(Dataset listings of figures)
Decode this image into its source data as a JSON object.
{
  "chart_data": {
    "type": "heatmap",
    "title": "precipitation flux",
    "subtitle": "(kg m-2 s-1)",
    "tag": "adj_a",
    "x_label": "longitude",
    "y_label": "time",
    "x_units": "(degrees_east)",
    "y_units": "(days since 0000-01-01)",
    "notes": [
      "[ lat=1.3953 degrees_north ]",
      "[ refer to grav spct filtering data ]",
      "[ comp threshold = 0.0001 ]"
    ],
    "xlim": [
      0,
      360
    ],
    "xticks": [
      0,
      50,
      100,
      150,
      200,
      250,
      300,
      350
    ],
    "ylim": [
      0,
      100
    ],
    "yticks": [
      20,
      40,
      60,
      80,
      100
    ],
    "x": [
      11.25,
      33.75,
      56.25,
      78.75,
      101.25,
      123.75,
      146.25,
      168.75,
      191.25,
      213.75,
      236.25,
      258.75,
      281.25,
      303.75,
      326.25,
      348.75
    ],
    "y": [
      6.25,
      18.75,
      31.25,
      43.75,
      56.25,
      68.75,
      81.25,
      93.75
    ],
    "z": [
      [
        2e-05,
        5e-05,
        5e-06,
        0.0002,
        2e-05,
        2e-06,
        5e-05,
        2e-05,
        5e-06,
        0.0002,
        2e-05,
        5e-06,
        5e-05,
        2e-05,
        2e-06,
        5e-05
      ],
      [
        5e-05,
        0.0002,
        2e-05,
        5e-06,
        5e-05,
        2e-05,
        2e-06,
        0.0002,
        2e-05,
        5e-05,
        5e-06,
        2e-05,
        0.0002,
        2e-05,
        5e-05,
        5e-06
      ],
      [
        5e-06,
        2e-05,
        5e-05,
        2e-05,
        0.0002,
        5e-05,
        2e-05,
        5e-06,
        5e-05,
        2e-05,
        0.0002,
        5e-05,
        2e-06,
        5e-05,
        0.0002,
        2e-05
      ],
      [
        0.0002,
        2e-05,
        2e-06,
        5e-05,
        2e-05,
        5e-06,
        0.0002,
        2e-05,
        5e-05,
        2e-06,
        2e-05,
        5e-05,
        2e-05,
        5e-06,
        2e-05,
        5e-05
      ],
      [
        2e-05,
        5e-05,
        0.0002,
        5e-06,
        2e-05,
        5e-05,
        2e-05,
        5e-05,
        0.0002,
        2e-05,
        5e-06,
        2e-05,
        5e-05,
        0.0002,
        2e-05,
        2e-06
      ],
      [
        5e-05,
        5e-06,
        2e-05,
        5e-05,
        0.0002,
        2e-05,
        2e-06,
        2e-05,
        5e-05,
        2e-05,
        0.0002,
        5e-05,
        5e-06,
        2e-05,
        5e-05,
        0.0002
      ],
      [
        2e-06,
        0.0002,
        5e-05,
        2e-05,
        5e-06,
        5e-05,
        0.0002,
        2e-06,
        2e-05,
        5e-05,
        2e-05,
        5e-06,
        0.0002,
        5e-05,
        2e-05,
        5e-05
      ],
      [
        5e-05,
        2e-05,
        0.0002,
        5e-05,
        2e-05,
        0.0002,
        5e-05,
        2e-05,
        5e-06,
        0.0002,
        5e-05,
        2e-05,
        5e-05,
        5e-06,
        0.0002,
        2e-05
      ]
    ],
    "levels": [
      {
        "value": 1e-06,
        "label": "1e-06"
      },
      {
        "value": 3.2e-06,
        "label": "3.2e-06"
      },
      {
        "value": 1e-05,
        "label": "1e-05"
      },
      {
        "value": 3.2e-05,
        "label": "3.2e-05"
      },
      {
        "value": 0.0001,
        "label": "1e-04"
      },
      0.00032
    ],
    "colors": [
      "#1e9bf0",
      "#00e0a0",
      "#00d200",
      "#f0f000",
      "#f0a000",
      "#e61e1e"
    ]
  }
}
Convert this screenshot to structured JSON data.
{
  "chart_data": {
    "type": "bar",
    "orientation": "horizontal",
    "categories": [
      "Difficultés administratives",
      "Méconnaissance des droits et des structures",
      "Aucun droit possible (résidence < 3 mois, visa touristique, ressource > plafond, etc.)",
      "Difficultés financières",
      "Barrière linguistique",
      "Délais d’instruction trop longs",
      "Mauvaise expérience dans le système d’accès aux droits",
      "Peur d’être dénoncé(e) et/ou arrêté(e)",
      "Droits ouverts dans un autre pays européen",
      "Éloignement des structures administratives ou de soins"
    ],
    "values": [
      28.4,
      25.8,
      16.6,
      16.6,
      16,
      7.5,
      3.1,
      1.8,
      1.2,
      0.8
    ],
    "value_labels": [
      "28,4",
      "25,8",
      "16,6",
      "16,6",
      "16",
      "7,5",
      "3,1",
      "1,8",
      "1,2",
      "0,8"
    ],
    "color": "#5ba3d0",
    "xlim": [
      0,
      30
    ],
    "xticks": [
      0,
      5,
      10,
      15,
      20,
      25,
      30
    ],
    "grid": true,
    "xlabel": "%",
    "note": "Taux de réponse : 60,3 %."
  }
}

### WHAT IS BEING ASKED
For this exercise, please retype exactly the lines in the listing from the line with "Convert this screenshot" through its last line, both ends included.

### ANSWER FOR THE TASK
Convert this screenshot to structured JSON data.
{
  "chart_data": {
    "type": "bar",
    "orientation": "horizontal",
    "categories": [
      "Difficultés administratives",
      "Méconnaissance des droits et des structures",
      "Aucun droit possible (résidence < 3 mois, visa touristique, ressource > plafond, etc.)",
      "Difficultés financières",
      "Barrière linguistique",
      "Délais d’instruction trop longs",
      "Mauvaise expérience dans le système d’accès aux droits",
      "Peur d’être dénoncé(e) et/ou arrêté(e)",
      "Droits ouverts dans un autre pays européen",
      "Éloignement des structures administratives ou de soins"
    ],
    "values": [
      28.4,
      25.8,
      16.6,
      16.6,
      16,
      7.5,
      3.1,
      1.8,
      1.2,
      0.8
    ],
    "value_labels": [
      "28,4",
      "25,8",
      "16,6",
      "16,6",
      "16",
      "7,5",
      "3,1",
      "1,8",
      "1,2",
      "0,8"
    ],
    "color": "#5ba3d0",
    "xlim": [
      0,
      30
    ],
    "xticks": [
      0,
      5,
      10,
      15,
      20,
      25,
      30
    ],
    "grid": true,
    "xlabel": "%",
    "note": "Taux de réponse : 60,3 %."
  }
}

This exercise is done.